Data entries
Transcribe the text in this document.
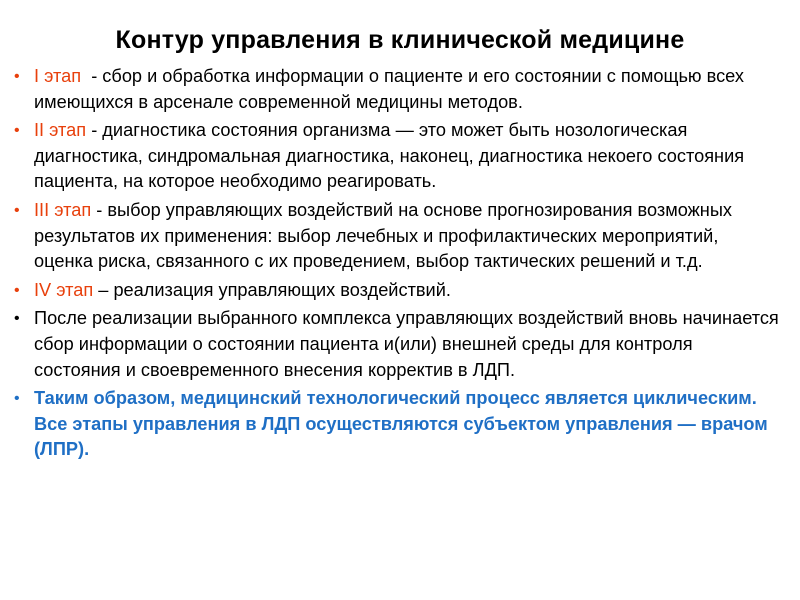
Контур управления в клинической медицине
• I этап  - сбор и обработка информации о пациенте и его состоянии с помощью всех имеющихся в арсенале современной медицины методов.
• II этап - диагностика состояния организма — это может быть нозологическая диагностика, синдромальная диагностика, наконец, диагностика некоего состояния пациента, на которое необходимо реагировать.
• III этап - выбор управляющих воздействий на основе прогнозирования возможных результатов их применения: выбор лечебных и профилактических мероприятий, оценка риска, связанного с их проведением, выбор тактических решений и т.д.
• IV этап – реализация управляющих воздействий.
• После реализации выбранного комплекса управляющих воздействий вновь начинается сбор информации о состоянии пациента и(или) внешней среды для контроля состояния и своевременного внесения корректив в ЛДП.
• Таким образом, медицинский технологический процесс является циклическим. Все этапы управления в ЛДП осуществляются субъектом управления — врачом (ЛПР).
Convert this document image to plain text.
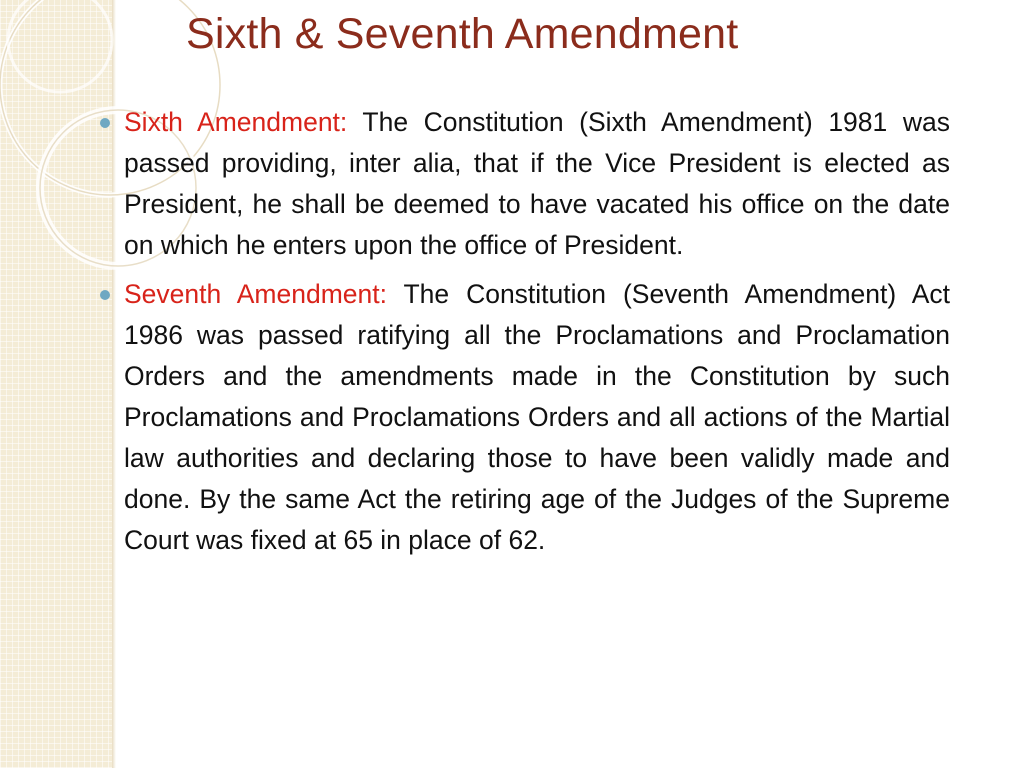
Sixth & Seventh Amendment
Sixth Amendment: The Constitution (Sixth Amendment) 1981 was passed providing, inter alia, that if the Vice President is elected as President, he shall be deemed to have vacated his office on the date on which he enters upon the office of President.
Seventh Amendment: The Constitution (Seventh Amendment) Act 1986 was passed ratifying all the Proclamations and Proclamation Orders and the amendments made in the Constitution by such Proclamations and Proclamations Orders and all actions of the Martial law authorities and declaring those to have been validly made and done. By the same Act the retiring age of the Judges of the Supreme Court was fixed at 65 in place of 62.
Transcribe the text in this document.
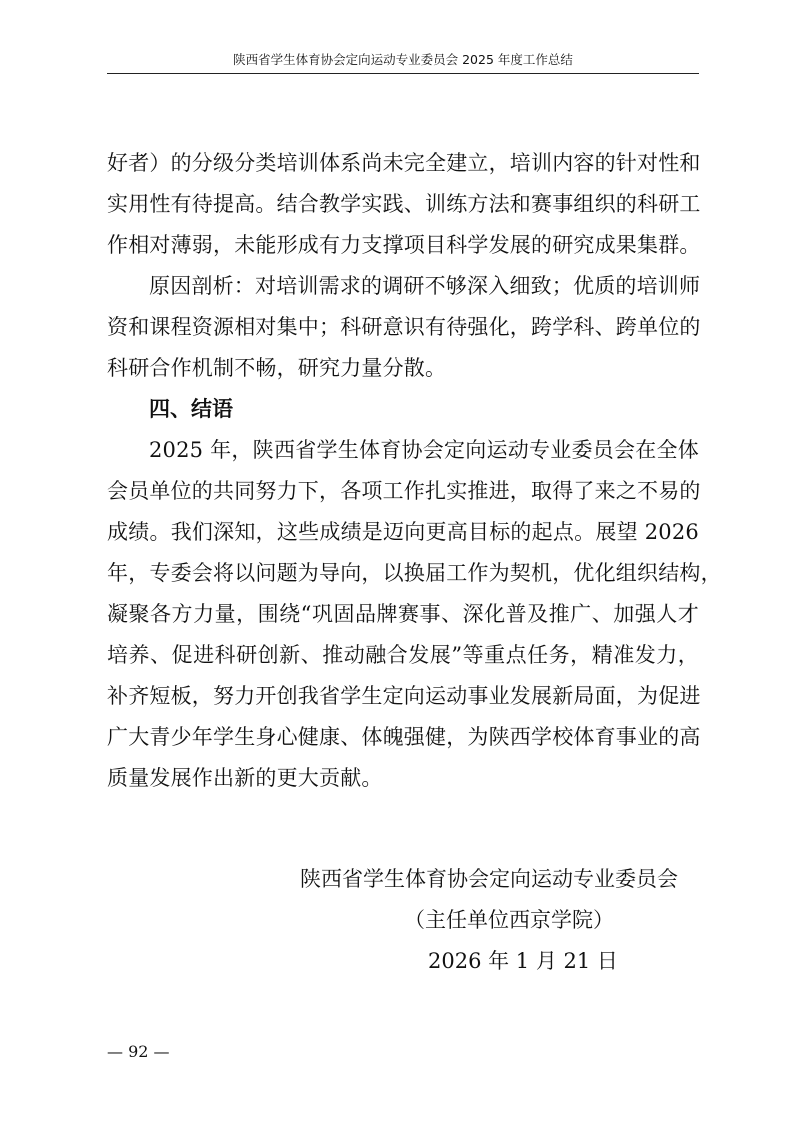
陕西省学生体育协会定向运动专业委员会 2025 年度工作总结
好者）的分级分类培训体系尚未完全建立，培训内容的针对性和
实用性有待提高。结合教学实践、训练方法和赛事组织的科研工
作相对薄弱，未能形成有力支撑项目科学发展的研究成果集群。
原因剖析：对培训需求的调研不够深入细致；优质的培训师
资和课程资源相对集中；科研意识有待强化，跨学科、跨单位的
科研合作机制不畅，研究力量分散。
四、结语
2025 年，陕西省学生体育协会定向运动专业委员会在全体
会员单位的共同努力下，各项工作扎实推进，取得了来之不易的
成绩。我们深知，这些成绩是迈向更高目标的起点。展望 2026
年，专委会将以问题为导向，以换届工作为契机，优化组织结构，
凝聚各方力量，围绕“巩固品牌赛事、深化普及推广、加强人才
培养、促进科研创新、推动融合发展”等重点任务，精准发力，
补齐短板，努力开创我省学生定向运动事业发展新局面，为促进
广大青少年学生身心健康、体魄强健，为陕西学校体育事业的高
质量发展作出新的更大贡献。
陕西省学生体育协会定向运动专业委员会
（主任单位西京学院）
2026 年 1 月 21 日
— 92 —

### STATED PROBLEM
Copy out each line of the entries that holds "Constitution".

### SOLUTION FOR THIS EXERCISE
Sixth Amendment: The Constitution (Sixth Amendment) 1981 was passed providing, inter alia, that if the Vice President is elected as President, he shall be deemed to have vacated his office on the date on which he enters upon the office of President.
Seventh Amendment: The Constitution (Seventh Amendment) Act 1986 was passed ratifying all the Proclamations and Proclamation Orders and the amendments made in the Constitution by such Proclamations and Proclamations Orders and all actions of the Martial law authorities and declaring those to have been validly made and done. By the same Act the retiring age of the Judges of the Supreme Court was fixed at 65 in place of 62.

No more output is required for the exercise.